Reproduce the data exactly.

....

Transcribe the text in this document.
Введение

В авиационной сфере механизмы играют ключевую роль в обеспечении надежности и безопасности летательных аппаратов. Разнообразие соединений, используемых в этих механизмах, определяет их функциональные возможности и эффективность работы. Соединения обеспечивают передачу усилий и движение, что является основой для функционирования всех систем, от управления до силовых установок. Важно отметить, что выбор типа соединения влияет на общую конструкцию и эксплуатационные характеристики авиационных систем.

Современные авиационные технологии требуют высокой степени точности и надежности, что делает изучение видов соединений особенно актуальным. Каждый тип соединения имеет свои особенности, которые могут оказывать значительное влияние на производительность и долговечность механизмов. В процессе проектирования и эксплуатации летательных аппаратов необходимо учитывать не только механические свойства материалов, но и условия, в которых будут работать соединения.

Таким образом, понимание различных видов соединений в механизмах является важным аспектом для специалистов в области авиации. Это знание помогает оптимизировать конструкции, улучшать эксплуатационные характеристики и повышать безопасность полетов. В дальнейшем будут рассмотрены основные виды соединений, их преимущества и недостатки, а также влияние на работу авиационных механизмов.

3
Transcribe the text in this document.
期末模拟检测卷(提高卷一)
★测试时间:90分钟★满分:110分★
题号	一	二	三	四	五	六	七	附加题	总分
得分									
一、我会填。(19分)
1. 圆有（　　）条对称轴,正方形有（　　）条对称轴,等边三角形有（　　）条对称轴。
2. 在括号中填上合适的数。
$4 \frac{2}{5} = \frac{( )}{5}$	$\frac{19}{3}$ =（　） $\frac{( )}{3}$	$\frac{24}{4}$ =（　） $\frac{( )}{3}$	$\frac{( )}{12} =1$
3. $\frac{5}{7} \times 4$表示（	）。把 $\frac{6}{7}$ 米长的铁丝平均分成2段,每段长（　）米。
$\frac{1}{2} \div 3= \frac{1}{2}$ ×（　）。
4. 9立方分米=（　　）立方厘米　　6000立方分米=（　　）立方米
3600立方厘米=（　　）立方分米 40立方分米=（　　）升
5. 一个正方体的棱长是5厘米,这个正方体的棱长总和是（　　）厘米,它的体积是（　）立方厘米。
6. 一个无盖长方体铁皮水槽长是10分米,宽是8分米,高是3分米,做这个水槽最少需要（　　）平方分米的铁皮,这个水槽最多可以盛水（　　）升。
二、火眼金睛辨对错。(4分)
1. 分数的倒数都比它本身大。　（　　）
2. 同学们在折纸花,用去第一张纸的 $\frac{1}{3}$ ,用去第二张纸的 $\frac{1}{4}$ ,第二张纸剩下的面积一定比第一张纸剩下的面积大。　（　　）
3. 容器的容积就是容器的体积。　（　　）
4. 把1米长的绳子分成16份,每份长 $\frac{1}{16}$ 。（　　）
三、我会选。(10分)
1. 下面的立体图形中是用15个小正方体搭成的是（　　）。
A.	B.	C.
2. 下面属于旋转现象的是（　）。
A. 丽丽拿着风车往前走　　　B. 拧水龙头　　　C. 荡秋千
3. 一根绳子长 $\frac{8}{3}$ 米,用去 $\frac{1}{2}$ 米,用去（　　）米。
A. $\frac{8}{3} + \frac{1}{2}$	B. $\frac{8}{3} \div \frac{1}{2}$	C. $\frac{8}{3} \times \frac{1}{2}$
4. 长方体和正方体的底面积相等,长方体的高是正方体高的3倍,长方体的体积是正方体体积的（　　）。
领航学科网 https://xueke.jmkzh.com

....

Solution
Transcribe the text in this document.
Введение

В авиационной сфере механизмы играют ключевую роль в обеспечении надежности и безопасности летательных аппаратов. Разнообразие соединений, используемых в этих механизмах, определяет их функциональные возможности и эффективность работы. Соединения обеспечивают передачу усилий и движение, что является основой для функционирования всех систем, от управления до силовых установок. Важно отметить, что выбор типа соединения влияет на общую конструкцию и эксплуатационные характеристики авиационных систем.

Современные авиационные технологии требуют высокой степени точности и надежности, что делает изучение видов соединений особенно актуальным. Каждый тип соединения имеет свои особенности, которые могут оказывать значительное влияние на производительность и долговечность механизмов. В процессе проектирования и эксплуатации летательных аппаратов необходимо учитывать не только механические свойства материалов, но и условия, в которых будут работать соединения.

Таким образом, понимание различных видов соединений в механизмах является важным аспектом для специалистов в области авиации. Это знание помогает оптимизировать конструкции, улучшать эксплуатационные характеристики и повышать безопасность полетов. В дальнейшем будут рассмотрены основные виды соединений, их преимущества и недостатки, а также влияние на работу авиационных механизмов.

3
Transcribe the text in this document.
期末模拟检测卷(提高卷一)
★测试时间:90分钟★满分:110分★
题号	一	二	三	四	五	六	七	附加题	总分
得分									
一、我会填。(19分)
1. 圆有（　　）条对称轴,正方形有（　　）条对称轴,等边三角形有（　　）条对称轴。
2. 在括号中填上合适的数。
$4 \frac{2}{5} = \frac{( )}{5}$	$\frac{19}{3}$ =（　） $\frac{( )}{3}$	$\frac{24}{4}$ =（　） $\frac{( )}{3}$	$\frac{( )}{12} =1$
3. $\frac{5}{7} \times 4$表示（	）。把 $\frac{6}{7}$ 米长的铁丝平均分成2段,每段长（　）米。
$\frac{1}{2} \div 3= \frac{1}{2}$ ×（　）。
4. 9立方分米=（　　）立方厘米　　6000立方分米=（　　）立方米
3600立方厘米=（　　）立方分米 40立方分米=（　　）升
5. 一个正方体的棱长是5厘米,这个正方体的棱长总和是（　　）厘米,它的体积是（　）立方厘米。
6. 一个无盖长方体铁皮水槽长是10分米,宽是8分米,高是3分米,做这个水槽最少需要（　　）平方分米的铁皮,这个水槽最多可以盛水（　　）升。
二、火眼金睛辨对错。(4分)
1. 分数的倒数都比它本身大。　（　　）
2. 同学们在折纸花,用去第一张纸的 $\frac{1}{3}$ ,用去第二张纸的 $\frac{1}{4}$ ,第二张纸剩下的面积一定比第一张纸剩下的面积大。　（　　）
3. 容器的容积就是容器的体积。　（　　）
4. 把1米长的绳子分成16份,每份长 $\frac{1}{16}$ 。（　　）
三、我会选。(10分)
1. 下面的立体图形中是用15个小正方体搭成的是（　　）。
A.	B.	C.
2. 下面属于旋转现象的是（　）。
A. 丽丽拿着风车往前走　　　B. 拧水龙头　　　C. 荡秋千
3. 一根绳子长 $\frac{8}{3}$ 米,用去 $\frac{1}{2}$ 米,用去（　　）米。
A. $\frac{8}{3} + \frac{1}{2}$	B. $\frac{8}{3} \div \frac{1}{2}$	C. $\frac{8}{3} \times \frac{1}{2}$
4. 长方体和正方体的底面积相等,长方体的高是正方体高的3倍,长方体的体积是正方体体积的（　　）。
领航学科网 https://xueke.jmkzh.com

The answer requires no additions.